= Text shown =
· · · · ·

There are naturally tons of other considerations that go into determining how to structure a racing series or any other institution, but right from the outset we can see that on some pretty basic dimensions, natural conflicts emerge.
Unfortunately, we don’t get to see the negotiating and politicking that goes on between power-players in the sport which might make for better drama than what actually ends up on the track.
V.
GET TO THE $*&#ING RACE, ALREADY
Instead, for the Sonoma race, we got to see Rossi run into the back of one of his teammates on the first corner of the first lap and limp back to pitlane to change out the front end of his car before rejoining at the back of the field, more than a lap behind Dixon and the other leaders.
The metaphor between this particular breakdown of coordination between team-mates and the Split which left IndyCar floundering in its pursuit of worldwide relevance isn’t lost on me, but bear with me because it gets even better. See, Rossi was a lap down now, but when he changed out damaged front of his car, he also put on new, fresh tires, which made him faster than the leaders who were still on the worn sets they had started the race on and worn down with a few laps of hard charging. Pretty soon he had been able to force his way back onto the lead lap, overtaking Dixon himself in doing so.

· · · · ·

= Extracted data =
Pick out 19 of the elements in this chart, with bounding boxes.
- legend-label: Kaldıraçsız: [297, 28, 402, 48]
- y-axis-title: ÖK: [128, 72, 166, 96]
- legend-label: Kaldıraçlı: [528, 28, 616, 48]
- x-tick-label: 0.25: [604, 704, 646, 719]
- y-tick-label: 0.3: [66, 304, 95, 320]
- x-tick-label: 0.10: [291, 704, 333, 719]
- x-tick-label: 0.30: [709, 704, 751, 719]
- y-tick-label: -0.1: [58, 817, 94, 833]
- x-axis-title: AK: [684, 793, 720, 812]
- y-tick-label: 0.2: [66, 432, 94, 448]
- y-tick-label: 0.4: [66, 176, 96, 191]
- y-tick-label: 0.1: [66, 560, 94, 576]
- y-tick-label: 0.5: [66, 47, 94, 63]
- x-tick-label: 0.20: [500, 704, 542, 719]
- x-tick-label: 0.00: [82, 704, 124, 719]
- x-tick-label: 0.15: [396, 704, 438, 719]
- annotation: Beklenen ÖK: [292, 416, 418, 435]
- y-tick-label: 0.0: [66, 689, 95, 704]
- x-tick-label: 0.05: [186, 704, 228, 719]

· · · · ·

= Exercise tasks =
[a] According to the text about the Sonoma race, what did Rossi run into on the first corner of the first lap?
[b] List every proper name mentioned in the text about the Sonoma race.

= Answers by task =
[a] He ran into the back of one of his teammates.

[b] Sonoma, Rossi, Dixon, IndyCar, the Split